Collected data entries
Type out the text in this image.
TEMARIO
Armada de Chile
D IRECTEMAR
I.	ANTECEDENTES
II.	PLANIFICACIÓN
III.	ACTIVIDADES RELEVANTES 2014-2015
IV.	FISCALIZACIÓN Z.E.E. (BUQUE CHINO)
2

| EXERCISE TASK |
Reproduce the listing above verbatim, from first line to last.

| THE REPLY |
Type out the text in this image.
TEMARIO
Armada de Chile
D IRECTEMAR
I.	ANTECEDENTES
II.	PLANIFICACIÓN
III.	ACTIVIDADES RELEVANTES 2014-2015
IV.	FISCALIZACIÓN Z.E.E. (BUQUE CHINO)
2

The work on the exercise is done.